# Goal of the exercise
Some lines below hold "ipynb". Pick them out and copy them.
** Exercise data follows **
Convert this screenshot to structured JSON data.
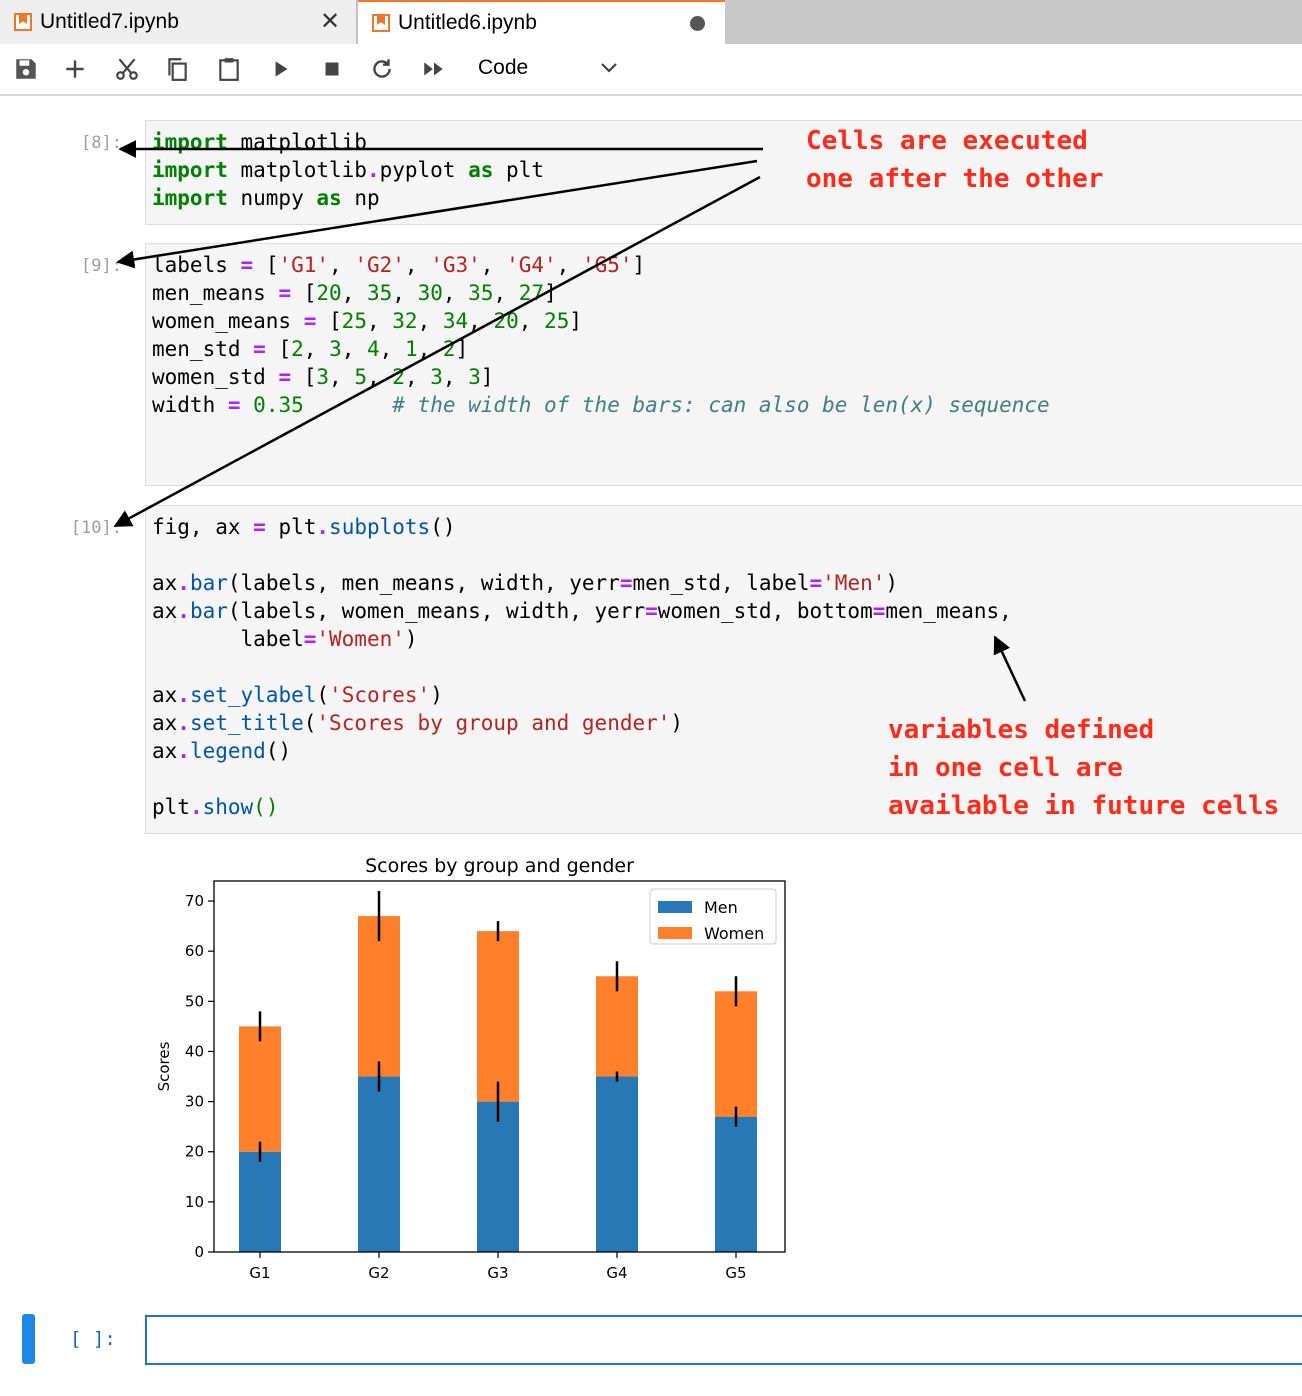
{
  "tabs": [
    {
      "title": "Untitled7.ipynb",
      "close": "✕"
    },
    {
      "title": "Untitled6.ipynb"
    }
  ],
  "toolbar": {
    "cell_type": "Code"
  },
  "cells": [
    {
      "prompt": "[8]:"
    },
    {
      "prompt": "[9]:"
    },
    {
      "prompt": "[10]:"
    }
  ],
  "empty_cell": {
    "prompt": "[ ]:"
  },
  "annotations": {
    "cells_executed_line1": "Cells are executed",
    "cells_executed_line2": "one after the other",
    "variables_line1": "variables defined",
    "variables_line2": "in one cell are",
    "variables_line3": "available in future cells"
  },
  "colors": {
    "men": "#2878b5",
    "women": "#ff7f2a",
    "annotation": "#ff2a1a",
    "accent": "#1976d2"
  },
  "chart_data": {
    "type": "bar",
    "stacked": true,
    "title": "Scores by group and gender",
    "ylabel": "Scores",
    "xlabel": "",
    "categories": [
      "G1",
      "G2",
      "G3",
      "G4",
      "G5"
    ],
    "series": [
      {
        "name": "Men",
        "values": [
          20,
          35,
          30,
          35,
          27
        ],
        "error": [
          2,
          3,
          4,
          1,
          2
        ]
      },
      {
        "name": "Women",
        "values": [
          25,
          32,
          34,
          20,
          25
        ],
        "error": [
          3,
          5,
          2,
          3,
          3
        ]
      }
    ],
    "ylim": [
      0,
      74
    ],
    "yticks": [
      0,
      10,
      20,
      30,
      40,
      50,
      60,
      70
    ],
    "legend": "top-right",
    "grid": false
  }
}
** End of Exercise data **
** Exercise data follows **
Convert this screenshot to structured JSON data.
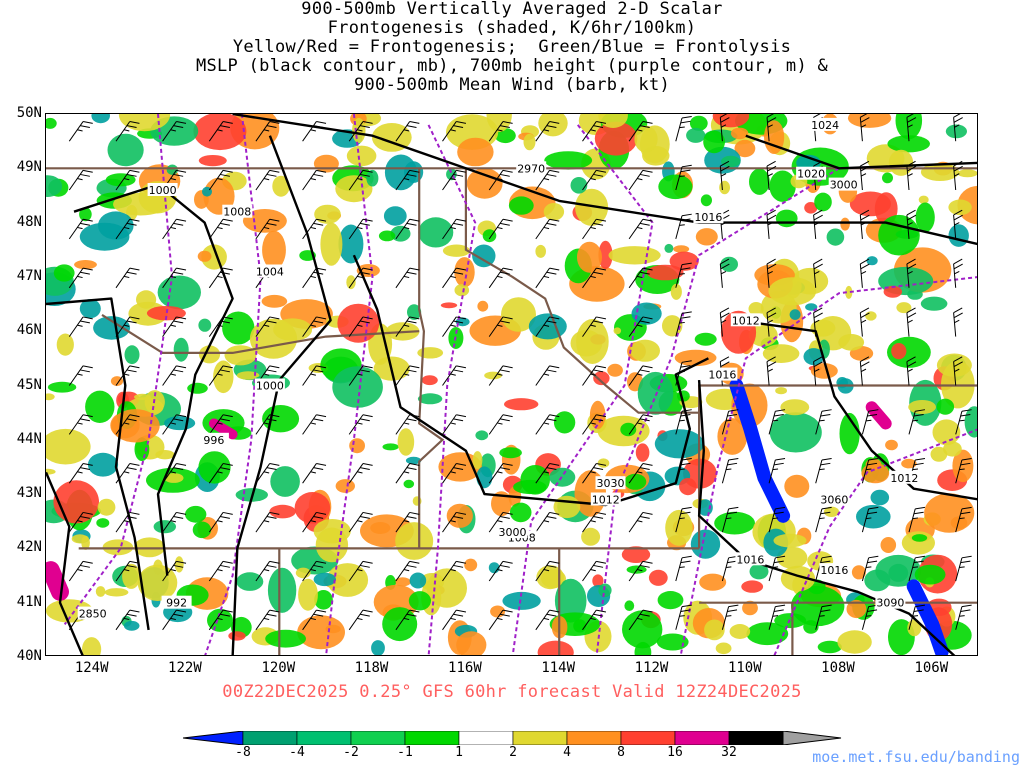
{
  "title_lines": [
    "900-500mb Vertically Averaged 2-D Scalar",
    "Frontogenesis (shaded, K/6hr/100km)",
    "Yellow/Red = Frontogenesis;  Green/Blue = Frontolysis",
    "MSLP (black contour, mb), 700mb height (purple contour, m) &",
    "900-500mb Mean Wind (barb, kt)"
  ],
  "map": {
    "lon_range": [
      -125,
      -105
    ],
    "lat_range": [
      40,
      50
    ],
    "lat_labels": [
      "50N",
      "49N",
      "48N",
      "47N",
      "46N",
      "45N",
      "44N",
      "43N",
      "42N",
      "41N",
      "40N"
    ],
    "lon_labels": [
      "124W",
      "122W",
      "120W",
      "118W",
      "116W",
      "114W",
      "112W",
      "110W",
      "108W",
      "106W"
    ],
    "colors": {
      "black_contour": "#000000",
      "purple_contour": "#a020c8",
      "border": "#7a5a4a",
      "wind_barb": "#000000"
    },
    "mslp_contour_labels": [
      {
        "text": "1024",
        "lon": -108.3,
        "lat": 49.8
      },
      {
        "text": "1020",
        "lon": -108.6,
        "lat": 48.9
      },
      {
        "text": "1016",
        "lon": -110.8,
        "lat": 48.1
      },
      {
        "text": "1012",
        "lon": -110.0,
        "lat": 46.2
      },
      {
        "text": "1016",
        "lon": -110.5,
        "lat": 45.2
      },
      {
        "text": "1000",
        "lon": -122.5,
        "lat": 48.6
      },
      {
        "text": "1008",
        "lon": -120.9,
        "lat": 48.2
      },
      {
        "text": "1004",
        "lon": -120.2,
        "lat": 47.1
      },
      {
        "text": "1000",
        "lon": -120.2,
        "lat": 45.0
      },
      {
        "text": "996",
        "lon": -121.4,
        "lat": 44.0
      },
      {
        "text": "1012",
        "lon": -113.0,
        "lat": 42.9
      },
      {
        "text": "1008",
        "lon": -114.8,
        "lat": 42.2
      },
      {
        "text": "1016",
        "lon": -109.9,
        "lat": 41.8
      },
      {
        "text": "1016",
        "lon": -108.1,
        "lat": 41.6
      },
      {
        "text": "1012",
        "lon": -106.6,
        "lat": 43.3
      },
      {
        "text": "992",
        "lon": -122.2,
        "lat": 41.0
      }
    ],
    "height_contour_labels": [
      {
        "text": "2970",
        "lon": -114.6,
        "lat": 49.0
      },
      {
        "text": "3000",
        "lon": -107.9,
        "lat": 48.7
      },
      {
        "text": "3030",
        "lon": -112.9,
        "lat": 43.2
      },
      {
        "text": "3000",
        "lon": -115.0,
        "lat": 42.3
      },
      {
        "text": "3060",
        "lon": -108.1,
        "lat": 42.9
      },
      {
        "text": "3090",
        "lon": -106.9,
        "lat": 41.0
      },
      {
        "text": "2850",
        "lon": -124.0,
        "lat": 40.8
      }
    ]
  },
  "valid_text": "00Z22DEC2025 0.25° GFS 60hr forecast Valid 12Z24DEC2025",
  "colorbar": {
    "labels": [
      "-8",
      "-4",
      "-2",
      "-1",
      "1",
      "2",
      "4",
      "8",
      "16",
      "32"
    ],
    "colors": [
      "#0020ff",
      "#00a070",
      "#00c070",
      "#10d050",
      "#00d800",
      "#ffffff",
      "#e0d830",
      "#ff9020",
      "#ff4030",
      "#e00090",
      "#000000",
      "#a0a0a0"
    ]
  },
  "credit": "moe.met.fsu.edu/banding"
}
** End of Exercise data **
** Exercise data follows **
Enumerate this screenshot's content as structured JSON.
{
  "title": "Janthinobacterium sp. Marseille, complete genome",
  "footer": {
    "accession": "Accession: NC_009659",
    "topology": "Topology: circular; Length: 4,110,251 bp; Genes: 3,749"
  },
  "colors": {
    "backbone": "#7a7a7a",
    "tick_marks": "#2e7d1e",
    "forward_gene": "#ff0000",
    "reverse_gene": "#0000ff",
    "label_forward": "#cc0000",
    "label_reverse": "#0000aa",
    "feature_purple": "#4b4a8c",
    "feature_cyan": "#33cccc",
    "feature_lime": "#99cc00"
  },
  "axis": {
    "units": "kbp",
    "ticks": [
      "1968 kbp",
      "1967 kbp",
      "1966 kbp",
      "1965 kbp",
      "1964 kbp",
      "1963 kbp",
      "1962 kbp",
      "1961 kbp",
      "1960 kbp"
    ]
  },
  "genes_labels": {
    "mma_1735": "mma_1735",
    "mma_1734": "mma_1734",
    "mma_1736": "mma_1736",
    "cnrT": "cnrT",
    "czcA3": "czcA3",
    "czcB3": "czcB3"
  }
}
** End of Exercise data **
# Result below
      "title": "Untitled7.ipynb",
      "title": "Untitled6.ipynb"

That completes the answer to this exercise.